* **Saved entries**

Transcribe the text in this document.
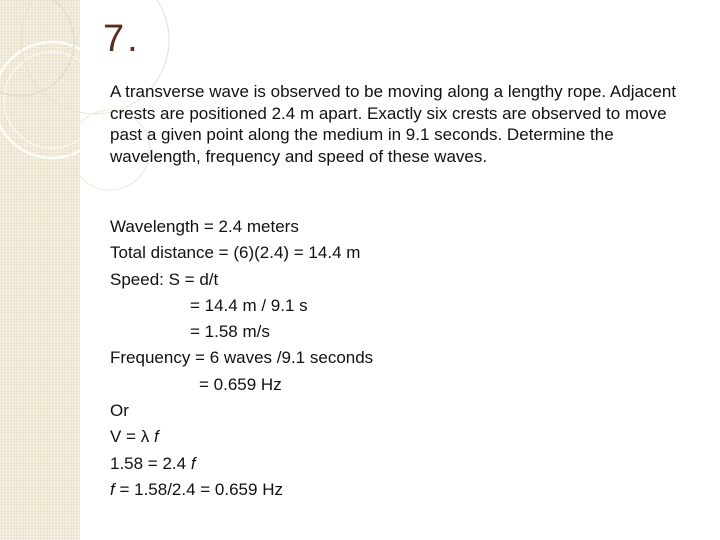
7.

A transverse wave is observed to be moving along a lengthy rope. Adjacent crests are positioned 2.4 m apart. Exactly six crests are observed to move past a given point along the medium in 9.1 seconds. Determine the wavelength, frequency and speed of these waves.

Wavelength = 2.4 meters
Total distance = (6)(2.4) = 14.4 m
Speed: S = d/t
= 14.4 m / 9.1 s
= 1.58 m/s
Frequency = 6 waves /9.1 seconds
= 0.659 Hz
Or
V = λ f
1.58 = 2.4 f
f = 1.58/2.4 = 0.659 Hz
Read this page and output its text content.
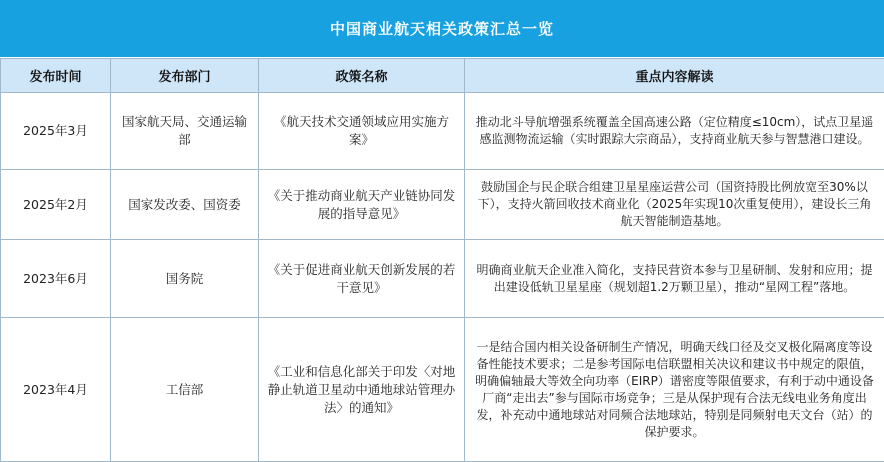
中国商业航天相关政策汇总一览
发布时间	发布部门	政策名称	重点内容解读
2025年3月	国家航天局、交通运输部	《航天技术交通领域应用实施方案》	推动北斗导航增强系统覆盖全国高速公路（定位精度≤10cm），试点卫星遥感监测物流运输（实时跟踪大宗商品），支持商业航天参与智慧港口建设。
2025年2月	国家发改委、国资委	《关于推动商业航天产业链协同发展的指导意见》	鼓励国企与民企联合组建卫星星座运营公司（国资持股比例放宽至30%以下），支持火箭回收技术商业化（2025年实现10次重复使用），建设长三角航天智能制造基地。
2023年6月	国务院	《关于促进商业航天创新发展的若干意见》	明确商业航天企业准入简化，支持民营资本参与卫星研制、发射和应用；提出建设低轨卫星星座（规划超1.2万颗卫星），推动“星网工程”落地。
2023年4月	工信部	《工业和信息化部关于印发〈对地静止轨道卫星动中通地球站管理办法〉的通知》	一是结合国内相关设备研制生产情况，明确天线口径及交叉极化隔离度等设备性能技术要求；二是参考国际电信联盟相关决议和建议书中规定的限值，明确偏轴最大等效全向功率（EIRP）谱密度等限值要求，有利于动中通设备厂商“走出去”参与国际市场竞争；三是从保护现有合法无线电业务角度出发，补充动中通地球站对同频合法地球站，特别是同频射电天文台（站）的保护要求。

* **Work to be completed**
Look above for lines with the word "text" and copy them all.

* **Problem solution**
Transcribe the text in this document.
Read this page and output its text content.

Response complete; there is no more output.